PROBLEM REQUIREMENTS:
Transcribe word for word the data below, starting with its first line and going on through the line that contains "step-ribbon bbox=[487, 100, 773, 138]", both ends included, and nothing past that point.

RECORDS FOR PROCESSING:

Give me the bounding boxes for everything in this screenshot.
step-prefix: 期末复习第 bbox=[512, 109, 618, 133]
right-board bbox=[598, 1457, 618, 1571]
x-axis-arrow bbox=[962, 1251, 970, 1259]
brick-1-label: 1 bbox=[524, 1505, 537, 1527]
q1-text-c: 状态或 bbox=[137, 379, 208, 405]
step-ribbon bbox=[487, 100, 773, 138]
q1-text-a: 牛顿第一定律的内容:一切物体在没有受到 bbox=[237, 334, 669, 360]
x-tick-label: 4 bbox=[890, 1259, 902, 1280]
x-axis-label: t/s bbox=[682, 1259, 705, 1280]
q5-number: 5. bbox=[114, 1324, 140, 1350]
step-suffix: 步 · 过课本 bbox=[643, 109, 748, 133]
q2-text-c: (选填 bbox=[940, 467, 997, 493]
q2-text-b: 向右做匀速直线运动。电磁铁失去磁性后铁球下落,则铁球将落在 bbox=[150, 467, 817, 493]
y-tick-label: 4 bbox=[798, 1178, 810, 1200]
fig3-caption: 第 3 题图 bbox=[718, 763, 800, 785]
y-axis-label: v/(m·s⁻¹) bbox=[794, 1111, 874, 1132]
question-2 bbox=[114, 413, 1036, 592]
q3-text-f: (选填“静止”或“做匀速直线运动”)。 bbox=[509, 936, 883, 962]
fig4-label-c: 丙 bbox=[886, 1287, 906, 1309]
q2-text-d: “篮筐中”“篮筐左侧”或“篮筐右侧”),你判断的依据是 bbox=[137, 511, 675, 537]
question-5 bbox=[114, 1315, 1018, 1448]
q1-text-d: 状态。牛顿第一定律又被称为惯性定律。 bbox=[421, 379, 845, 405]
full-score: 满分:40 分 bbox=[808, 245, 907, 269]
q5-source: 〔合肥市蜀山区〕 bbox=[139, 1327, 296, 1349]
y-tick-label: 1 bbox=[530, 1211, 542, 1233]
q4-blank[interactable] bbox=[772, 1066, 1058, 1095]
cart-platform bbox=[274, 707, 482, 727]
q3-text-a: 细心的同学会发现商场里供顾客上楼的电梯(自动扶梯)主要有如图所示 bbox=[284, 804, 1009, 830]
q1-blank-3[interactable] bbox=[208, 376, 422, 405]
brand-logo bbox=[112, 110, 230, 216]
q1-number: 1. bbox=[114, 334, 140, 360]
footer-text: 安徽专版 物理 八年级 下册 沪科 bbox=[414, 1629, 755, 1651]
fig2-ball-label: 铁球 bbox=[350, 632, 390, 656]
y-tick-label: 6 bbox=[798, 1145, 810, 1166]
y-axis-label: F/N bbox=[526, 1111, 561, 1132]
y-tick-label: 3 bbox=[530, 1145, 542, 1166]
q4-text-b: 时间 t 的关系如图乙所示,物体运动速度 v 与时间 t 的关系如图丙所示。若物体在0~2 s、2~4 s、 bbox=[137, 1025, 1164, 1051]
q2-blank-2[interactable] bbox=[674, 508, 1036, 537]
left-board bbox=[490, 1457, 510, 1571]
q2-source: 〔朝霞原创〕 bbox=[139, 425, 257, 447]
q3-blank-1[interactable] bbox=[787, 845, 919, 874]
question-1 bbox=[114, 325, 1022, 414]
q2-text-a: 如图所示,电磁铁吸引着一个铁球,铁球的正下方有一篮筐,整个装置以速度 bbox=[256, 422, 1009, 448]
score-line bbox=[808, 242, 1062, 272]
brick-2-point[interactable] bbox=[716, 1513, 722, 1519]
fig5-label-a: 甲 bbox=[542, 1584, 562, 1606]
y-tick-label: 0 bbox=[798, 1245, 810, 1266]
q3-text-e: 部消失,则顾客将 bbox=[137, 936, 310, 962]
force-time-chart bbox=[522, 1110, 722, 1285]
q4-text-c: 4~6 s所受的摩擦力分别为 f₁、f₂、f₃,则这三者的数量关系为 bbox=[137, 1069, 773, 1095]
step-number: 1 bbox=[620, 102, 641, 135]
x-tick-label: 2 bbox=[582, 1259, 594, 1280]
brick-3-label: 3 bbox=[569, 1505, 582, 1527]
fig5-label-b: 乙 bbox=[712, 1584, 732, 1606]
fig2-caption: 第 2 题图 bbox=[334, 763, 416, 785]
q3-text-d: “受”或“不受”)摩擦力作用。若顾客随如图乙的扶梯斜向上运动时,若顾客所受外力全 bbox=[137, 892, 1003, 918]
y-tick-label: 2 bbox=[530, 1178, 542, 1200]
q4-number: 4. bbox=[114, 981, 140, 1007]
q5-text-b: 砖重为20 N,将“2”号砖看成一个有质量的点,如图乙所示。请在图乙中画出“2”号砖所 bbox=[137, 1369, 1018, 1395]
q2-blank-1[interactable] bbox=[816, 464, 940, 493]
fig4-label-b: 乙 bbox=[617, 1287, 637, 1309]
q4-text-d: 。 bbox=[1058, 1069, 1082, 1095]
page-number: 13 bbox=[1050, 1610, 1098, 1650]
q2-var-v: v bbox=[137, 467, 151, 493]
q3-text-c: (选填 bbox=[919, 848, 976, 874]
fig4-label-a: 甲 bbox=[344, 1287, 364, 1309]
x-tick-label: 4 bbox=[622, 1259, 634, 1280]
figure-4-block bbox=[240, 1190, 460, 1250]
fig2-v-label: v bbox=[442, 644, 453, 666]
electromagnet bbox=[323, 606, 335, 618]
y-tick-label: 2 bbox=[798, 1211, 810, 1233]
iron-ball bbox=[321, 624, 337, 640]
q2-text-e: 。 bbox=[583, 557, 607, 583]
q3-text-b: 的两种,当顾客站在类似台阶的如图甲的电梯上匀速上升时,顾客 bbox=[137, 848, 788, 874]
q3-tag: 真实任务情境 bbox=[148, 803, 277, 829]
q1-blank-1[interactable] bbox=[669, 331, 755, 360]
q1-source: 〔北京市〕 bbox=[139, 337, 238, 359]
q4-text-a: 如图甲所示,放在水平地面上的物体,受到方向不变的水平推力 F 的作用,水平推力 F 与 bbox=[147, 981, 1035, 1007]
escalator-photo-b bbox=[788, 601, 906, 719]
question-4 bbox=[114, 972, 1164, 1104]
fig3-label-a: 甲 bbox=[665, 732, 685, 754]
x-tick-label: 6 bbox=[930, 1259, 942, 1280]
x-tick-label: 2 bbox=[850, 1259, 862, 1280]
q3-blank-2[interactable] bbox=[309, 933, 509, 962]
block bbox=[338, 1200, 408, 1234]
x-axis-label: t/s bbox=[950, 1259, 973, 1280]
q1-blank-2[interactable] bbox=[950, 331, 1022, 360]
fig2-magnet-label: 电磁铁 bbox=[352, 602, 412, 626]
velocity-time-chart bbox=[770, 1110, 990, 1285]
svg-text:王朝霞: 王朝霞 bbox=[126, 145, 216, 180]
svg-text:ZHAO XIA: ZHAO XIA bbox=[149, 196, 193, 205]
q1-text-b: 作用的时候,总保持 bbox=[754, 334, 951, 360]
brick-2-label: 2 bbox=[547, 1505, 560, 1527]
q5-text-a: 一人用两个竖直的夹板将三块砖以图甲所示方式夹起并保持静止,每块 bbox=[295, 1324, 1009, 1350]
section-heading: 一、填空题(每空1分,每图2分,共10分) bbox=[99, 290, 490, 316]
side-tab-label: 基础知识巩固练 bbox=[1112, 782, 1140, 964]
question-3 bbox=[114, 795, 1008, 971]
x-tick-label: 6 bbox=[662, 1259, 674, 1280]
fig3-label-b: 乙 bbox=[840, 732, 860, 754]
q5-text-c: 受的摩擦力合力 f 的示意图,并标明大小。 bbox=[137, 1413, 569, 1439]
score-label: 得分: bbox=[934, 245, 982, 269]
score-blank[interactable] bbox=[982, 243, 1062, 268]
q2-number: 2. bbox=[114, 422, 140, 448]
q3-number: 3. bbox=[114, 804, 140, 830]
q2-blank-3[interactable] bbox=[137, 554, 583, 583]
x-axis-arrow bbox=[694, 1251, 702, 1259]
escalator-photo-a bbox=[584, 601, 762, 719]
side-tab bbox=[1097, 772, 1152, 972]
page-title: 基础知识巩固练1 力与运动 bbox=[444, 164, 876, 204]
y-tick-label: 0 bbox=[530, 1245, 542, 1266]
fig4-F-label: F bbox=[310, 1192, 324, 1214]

FULL SOLUTION:
Give me the bounding boxes for everything in this screenshot.
step-prefix: 期末复习第 bbox=[512, 109, 618, 133]
right-board bbox=[598, 1457, 618, 1571]
x-axis-arrow bbox=[962, 1251, 970, 1259]
brick-1-label: 1 bbox=[524, 1505, 537, 1527]
q1-text-c: 状态或 bbox=[137, 379, 208, 405]
step-ribbon bbox=[487, 100, 773, 138]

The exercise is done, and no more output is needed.